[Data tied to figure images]
__________
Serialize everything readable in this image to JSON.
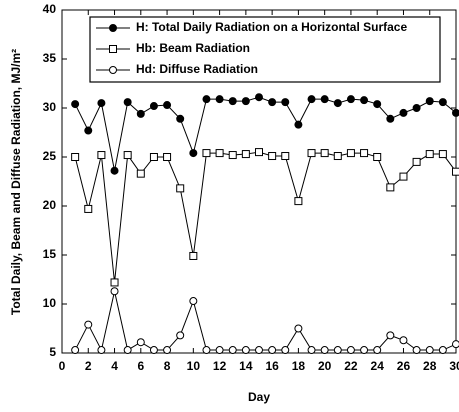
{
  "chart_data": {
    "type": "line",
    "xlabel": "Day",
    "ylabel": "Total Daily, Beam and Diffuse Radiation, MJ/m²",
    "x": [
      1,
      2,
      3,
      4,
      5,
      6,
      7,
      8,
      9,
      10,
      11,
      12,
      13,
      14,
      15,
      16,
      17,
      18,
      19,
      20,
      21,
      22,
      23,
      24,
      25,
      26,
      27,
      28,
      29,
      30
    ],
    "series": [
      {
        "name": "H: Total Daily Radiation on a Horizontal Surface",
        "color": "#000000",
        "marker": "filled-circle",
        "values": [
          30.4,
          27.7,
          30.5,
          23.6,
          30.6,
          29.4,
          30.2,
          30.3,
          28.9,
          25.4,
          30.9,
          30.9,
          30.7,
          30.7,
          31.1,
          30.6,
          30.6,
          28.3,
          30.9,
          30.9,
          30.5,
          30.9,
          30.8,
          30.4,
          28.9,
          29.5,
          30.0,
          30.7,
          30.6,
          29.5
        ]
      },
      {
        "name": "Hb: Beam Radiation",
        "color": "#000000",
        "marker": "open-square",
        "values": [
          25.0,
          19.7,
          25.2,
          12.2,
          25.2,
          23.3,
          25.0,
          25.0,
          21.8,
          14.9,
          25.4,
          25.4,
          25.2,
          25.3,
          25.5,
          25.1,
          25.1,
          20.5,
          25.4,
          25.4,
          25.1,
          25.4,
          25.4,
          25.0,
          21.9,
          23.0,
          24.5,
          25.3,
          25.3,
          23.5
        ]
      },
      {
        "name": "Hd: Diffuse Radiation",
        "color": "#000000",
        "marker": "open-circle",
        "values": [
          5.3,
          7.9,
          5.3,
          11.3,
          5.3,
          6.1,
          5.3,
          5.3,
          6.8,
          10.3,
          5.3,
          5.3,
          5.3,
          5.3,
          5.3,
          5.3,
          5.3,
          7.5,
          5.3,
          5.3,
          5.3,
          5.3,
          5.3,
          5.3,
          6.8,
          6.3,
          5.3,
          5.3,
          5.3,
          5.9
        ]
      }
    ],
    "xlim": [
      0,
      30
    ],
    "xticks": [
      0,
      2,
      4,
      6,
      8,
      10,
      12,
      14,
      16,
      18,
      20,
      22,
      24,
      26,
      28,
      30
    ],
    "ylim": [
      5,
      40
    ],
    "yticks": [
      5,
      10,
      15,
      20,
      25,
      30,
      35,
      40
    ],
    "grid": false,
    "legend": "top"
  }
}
__________
Retype all the records shown above, character for character. Omit every picture.

## Exercise answer:
Serialize everything readable in this image to JSON.
{
  "chart_data": {
    "type": "line",
    "xlabel": "Day",
    "ylabel": "Total Daily, Beam and Diffuse Radiation, MJ/m²",
    "x": [
      1,
      2,
      3,
      4,
      5,
      6,
      7,
      8,
      9,
      10,
      11,
      12,
      13,
      14,
      15,
      16,
      17,
      18,
      19,
      20,
      21,
      22,
      23,
      24,
      25,
      26,
      27,
      28,
      29,
      30
    ],
    "series": [
      {
        "name": "H: Total Daily Radiation on a Horizontal Surface",
        "color": "#000000",
        "marker": "filled-circle",
        "values": [
          30.4,
          27.7,
          30.5,
          23.6,
          30.6,
          29.4,
          30.2,
          30.3,
          28.9,
          25.4,
          30.9,
          30.9,
          30.7,
          30.7,
          31.1,
          30.6,
          30.6,
          28.3,
          30.9,
          30.9,
          30.5,
          30.9,
          30.8,
          30.4,
          28.9,
          29.5,
          30.0,
          30.7,
          30.6,
          29.5
        ]
      },
      {
        "name": "Hb: Beam Radiation",
        "color": "#000000",
        "marker": "open-square",
        "values": [
          25.0,
          19.7,
          25.2,
          12.2,
          25.2,
          23.3,
          25.0,
          25.0,
          21.8,
          14.9,
          25.4,
          25.4,
          25.2,
          25.3,
          25.5,
          25.1,
          25.1,
          20.5,
          25.4,
          25.4,
          25.1,
          25.4,
          25.4,
          25.0,
          21.9,
          23.0,
          24.5,
          25.3,
          25.3,
          23.5
        ]
      },
      {
        "name": "Hd: Diffuse Radiation",
        "color": "#000000",
        "marker": "open-circle",
        "values": [
          5.3,
          7.9,
          5.3,
          11.3,
          5.3,
          6.1,
          5.3,
          5.3,
          6.8,
          10.3,
          5.3,
          5.3,
          5.3,
          5.3,
          5.3,
          5.3,
          5.3,
          7.5,
          5.3,
          5.3,
          5.3,
          5.3,
          5.3,
          5.3,
          6.8,
          6.3,
          5.3,
          5.3,
          5.3,
          5.9
        ]
      }
    ],
    "xlim": [
      0,
      30
    ],
    "xticks": [
      0,
      2,
      4,
      6,
      8,
      10,
      12,
      14,
      16,
      18,
      20,
      22,
      24,
      26,
      28,
      30
    ],
    "ylim": [
      5,
      40
    ],
    "yticks": [
      5,
      10,
      15,
      20,
      25,
      30,
      35,
      40
    ],
    "grid": false,
    "legend": "top"
  }
}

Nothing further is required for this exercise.